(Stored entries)
■ ■ ■

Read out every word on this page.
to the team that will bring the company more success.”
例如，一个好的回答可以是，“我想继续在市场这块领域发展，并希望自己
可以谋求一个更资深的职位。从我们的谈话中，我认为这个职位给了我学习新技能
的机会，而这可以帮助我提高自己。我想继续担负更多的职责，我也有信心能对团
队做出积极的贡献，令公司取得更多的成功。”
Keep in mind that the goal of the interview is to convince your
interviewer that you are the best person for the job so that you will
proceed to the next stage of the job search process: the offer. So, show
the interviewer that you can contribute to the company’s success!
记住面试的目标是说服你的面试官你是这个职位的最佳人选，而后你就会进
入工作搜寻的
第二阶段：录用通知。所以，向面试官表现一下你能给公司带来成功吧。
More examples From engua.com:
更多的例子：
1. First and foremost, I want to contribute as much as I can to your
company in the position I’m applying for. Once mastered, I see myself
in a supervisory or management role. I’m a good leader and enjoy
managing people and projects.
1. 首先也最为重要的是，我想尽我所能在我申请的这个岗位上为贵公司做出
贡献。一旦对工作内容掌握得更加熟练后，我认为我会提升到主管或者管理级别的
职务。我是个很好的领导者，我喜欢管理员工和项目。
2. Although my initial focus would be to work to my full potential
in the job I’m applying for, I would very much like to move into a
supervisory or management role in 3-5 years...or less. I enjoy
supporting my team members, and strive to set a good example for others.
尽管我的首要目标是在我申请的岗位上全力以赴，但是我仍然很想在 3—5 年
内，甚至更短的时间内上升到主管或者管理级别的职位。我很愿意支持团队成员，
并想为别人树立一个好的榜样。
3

■ ■ ■

* **Short problem**
Using the listing above, please repeat every entry exactly.

* **Written answer**
Read out every word on this page.
to the team that will bring the company more success.”
例如，一个好的回答可以是，“我想继续在市场这块领域发展，并希望自己
可以谋求一个更资深的职位。从我们的谈话中，我认为这个职位给了我学习新技能
的机会，而这可以帮助我提高自己。我想继续担负更多的职责，我也有信心能对团
队做出积极的贡献，令公司取得更多的成功。”
Keep in mind that the goal of the interview is to convince your
interviewer that you are the best person for the job so that you will
proceed to the next stage of the job search process: the offer. So, show
the interviewer that you can contribute to the company’s success!
记住面试的目标是说服你的面试官你是这个职位的最佳人选，而后你就会进
入工作搜寻的
第二阶段：录用通知。所以，向面试官表现一下你能给公司带来成功吧。
More examples From engua.com:
更多的例子：
1. First and foremost, I want to contribute as much as I can to your
company in the position I’m applying for. Once mastered, I see myself
in a supervisory or management role. I’m a good leader and enjoy
managing people and projects.
1. 首先也最为重要的是，我想尽我所能在我申请的这个岗位上为贵公司做出
贡献。一旦对工作内容掌握得更加熟练后，我认为我会提升到主管或者管理级别的
职务。我是个很好的领导者，我喜欢管理员工和项目。
2. Although my initial focus would be to work to my full potential
in the job I’m applying for, I would very much like to move into a
supervisory or management role in 3-5 years...or less. I enjoy
supporting my team members, and strive to set a good example for others.
尽管我的首要目标是在我申请的岗位上全力以赴，但是我仍然很想在 3—5 年
内，甚至更短的时间内上升到主管或者管理级别的职位。我很愿意支持团队成员，
并想为别人树立一个好的榜样。
3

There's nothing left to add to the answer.